◆ 作業項目: Polars から Pandas への DataFrame 変換を扱った以下の抜粋を、一字も変えずに全文引用してください。

◆ 抜粋:
* * *

Polars の DataFrame は to_pandas()
メソッドを使うことで Pandas の DataFrame に変換できる。
このとき、デフォルトではメモリのコピーが生じる。
ただし、オプションとして use_pyarrow_extension_array=True
を渡すとゼロコピーで変換できる。
これは、メモリ上のデータ表現として Apache Arrow を Polars と Pandas の DataFrame で共有できるため。
今回は、この機能について実際にメモリの使用量をプロファイラで確認しながら使ってみよう。
なお、この機能には注意点もあるようだ。 具体的には、変換後の DataFrame に対して PyArrow でサポートされていない処理を実施した場合、NumPy 配列に変換した上で実行される。 つまり、オンデマンドでメモリのコピーを含むオーバーヘッドが生じることになる。
使った環境は次のとおり。

* * *

◆ 資料抜粋:

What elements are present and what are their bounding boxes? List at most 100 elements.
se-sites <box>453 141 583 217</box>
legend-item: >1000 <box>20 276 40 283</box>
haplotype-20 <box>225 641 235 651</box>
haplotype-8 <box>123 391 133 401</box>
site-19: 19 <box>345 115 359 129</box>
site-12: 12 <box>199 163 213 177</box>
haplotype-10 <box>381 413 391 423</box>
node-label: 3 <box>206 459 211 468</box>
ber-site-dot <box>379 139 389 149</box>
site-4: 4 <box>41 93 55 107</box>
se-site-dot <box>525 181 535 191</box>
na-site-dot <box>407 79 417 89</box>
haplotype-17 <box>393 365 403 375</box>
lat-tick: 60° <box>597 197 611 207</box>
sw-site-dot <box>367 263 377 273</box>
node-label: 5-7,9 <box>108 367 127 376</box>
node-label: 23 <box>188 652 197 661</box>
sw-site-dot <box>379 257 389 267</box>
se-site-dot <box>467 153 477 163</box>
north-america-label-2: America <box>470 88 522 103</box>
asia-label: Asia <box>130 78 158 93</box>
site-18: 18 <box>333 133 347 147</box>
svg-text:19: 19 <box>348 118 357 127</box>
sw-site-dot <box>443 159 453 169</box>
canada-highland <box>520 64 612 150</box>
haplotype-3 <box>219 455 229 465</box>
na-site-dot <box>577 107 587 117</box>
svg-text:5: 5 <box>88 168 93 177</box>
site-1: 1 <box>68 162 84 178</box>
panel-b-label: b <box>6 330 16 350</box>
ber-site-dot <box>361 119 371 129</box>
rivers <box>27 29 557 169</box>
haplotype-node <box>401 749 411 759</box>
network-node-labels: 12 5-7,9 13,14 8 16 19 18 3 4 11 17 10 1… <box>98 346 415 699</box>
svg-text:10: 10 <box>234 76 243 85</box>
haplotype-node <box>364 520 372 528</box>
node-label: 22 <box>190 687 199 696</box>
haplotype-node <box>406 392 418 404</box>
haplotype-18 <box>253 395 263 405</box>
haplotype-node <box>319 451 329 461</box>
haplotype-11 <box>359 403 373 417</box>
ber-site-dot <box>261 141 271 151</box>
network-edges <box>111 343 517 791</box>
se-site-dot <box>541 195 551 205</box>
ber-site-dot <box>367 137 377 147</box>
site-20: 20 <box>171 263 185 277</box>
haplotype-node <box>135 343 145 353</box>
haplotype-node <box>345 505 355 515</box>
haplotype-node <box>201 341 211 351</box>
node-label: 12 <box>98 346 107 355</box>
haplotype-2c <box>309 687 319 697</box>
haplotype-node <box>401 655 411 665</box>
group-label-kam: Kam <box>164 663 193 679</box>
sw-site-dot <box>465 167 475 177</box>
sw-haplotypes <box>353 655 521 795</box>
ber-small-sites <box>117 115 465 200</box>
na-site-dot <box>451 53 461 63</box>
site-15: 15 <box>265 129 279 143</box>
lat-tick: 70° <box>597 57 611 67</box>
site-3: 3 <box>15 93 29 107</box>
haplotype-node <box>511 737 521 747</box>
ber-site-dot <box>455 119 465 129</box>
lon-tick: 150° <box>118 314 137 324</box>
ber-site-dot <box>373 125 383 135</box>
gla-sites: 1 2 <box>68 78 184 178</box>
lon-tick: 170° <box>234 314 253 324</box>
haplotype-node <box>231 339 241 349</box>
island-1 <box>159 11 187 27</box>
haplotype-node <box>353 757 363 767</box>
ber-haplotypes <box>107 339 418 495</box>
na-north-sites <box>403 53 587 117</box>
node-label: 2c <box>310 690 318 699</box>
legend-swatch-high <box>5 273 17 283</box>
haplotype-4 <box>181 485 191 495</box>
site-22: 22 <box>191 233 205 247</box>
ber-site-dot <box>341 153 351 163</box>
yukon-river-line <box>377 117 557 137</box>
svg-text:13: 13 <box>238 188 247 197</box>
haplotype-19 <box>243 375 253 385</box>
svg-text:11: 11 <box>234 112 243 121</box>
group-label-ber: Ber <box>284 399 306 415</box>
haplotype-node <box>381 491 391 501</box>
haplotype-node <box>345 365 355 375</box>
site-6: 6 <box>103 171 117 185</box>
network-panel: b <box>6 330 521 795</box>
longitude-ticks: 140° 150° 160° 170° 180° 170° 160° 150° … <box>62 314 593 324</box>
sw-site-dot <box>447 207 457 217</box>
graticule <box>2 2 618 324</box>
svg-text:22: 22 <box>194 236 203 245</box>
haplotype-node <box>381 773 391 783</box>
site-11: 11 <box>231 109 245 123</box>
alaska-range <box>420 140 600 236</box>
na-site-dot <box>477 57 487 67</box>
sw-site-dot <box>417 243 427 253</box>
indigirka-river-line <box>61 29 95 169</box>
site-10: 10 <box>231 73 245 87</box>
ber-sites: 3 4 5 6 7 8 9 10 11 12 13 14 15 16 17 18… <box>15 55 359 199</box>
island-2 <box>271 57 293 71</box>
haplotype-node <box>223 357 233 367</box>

* * *

◆ 解答例:
Polars の DataFrame は to_pandas()
メソッドを使うことで Pandas の DataFrame に変換できる。
このとき、デフォルトではメモリのコピーが生じる。
ただし、オプションとして use_pyarrow_extension_array=True
を渡すとゼロコピーで変換できる。
これは、メモリ上のデータ表現として Apache Arrow を Polars と Pandas の DataFrame で共有できるため。
今回は、この機能について実際にメモリの使用量をプロファイラで確認しながら使ってみよう。
なお、この機能には注意点もあるようだ。 具体的には、変換後の DataFrame に対して PyArrow でサポートされていない処理を実施した場合、NumPy 配列に変換した上で実行される。 つまり、オンデマンドでメモリのコピーを含むオーバーヘッドが生じることになる。
使った環境は次のとおり。